▶ EXERCISE OBJECTIVE
Write out the full set of records exactly. Any pictures in them do not belong in the copy.
#### DATASET EXTRACT
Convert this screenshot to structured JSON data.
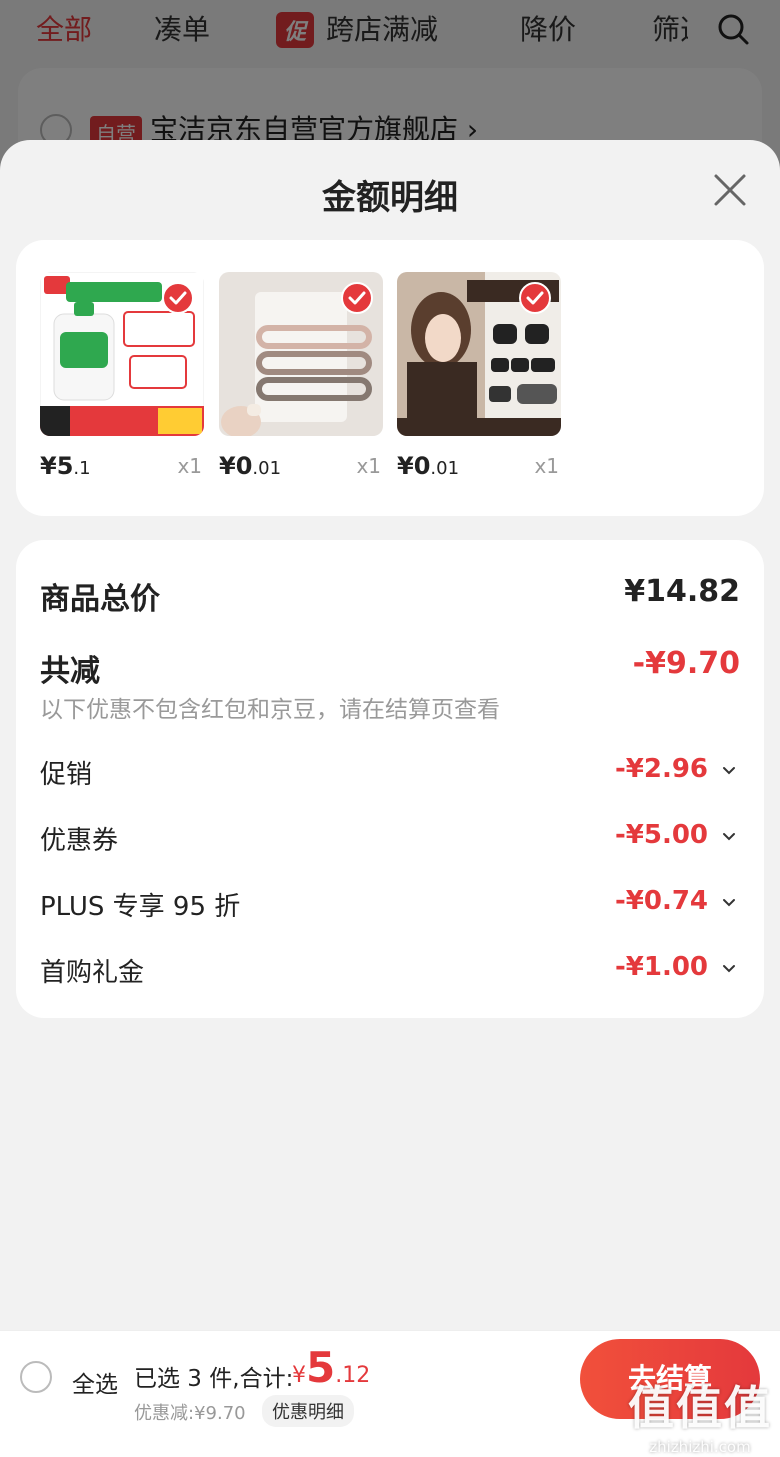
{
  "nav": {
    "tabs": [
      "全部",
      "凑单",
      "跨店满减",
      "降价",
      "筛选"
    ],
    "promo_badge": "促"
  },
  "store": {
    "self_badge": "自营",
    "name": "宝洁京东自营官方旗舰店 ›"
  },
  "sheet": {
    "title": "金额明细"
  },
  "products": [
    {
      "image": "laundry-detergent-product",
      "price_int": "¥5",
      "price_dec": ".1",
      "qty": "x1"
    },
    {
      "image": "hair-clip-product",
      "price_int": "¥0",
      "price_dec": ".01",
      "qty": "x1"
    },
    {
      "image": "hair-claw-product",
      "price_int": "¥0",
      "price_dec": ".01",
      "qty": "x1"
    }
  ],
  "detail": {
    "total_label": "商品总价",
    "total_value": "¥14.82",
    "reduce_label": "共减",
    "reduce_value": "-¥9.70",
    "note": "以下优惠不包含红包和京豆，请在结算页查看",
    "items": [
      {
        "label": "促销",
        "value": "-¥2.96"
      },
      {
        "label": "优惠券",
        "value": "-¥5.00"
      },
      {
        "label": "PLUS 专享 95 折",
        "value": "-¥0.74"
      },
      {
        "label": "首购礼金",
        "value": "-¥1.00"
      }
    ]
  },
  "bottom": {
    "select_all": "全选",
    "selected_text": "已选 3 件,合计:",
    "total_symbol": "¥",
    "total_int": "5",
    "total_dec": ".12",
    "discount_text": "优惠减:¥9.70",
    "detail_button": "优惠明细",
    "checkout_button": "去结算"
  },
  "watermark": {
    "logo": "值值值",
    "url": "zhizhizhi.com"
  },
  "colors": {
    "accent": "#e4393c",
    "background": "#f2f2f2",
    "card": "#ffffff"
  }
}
########
▶ THE REPLY
Convert this screenshot to structured JSON data.
{
  "nav": {
    "tabs": [
      "全部",
      "凑单",
      "跨店满减",
      "降价",
      "筛选"
    ],
    "promo_badge": "促"
  },
  "store": {
    "self_badge": "自营",
    "name": "宝洁京东自营官方旗舰店 ›"
  },
  "sheet": {
    "title": "金额明细"
  },
  "products": [
    {
      "image": "laundry-detergent-product",
      "price_int": "¥5",
      "price_dec": ".1",
      "qty": "x1"
    },
    {
      "image": "hair-clip-product",
      "price_int": "¥0",
      "price_dec": ".01",
      "qty": "x1"
    },
    {
      "image": "hair-claw-product",
      "price_int": "¥0",
      "price_dec": ".01",
      "qty": "x1"
    }
  ],
  "detail": {
    "total_label": "商品总价",
    "total_value": "¥14.82",
    "reduce_label": "共减",
    "reduce_value": "-¥9.70",
    "note": "以下优惠不包含红包和京豆，请在结算页查看",
    "items": [
      {
        "label": "促销",
        "value": "-¥2.96"
      },
      {
        "label": "优惠券",
        "value": "-¥5.00"
      },
      {
        "label": "PLUS 专享 95 折",
        "value": "-¥0.74"
      },
      {
        "label": "首购礼金",
        "value": "-¥1.00"
      }
    ]
  },
  "bottom": {
    "select_all": "全选",
    "selected_text": "已选 3 件,合计:",
    "total_symbol": "¥",
    "total_int": "5",
    "total_dec": ".12",
    "discount_text": "优惠减:¥9.70",
    "detail_button": "优惠明细",
    "checkout_button": "去结算"
  },
  "watermark": {
    "logo": "值值值",
    "url": "zhizhizhi.com"
  },
  "colors": {
    "accent": "#e4393c",
    "background": "#f2f2f2",
    "card": "#ffffff"
  }
}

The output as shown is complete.